Each entry below must be repeated exactly, with pictures left out.

Dataset records
"""

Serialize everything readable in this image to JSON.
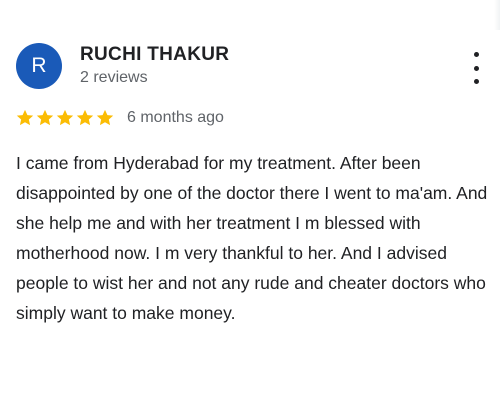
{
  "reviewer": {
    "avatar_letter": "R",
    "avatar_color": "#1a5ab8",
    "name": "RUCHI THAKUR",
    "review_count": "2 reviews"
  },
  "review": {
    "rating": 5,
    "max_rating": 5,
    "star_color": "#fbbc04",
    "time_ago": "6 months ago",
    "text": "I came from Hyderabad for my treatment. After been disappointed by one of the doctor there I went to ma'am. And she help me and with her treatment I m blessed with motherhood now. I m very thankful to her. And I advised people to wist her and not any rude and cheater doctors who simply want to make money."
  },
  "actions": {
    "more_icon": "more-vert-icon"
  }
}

"""

* _FINISHED TASK_
Serialize everything readable in this image to JSON.
{
  "reviewer": {
    "avatar_letter": "R",
    "avatar_color": "#1a5ab8",
    "name": "RUCHI THAKUR",
    "review_count": "2 reviews"
  },
  "review": {
    "rating": 5,
    "max_rating": 5,
    "star_color": "#fbbc04",
    "time_ago": "6 months ago",
    "text": "I came from Hyderabad for my treatment. After been disappointed by one of the doctor there I went to ma'am. And she help me and with her treatment I m blessed with motherhood now. I m very thankful to her. And I advised people to wist her and not any rude and cheater doctors who simply want to make money."
  },
  "actions": {
    "more_icon": "more-vert-icon"
  }
}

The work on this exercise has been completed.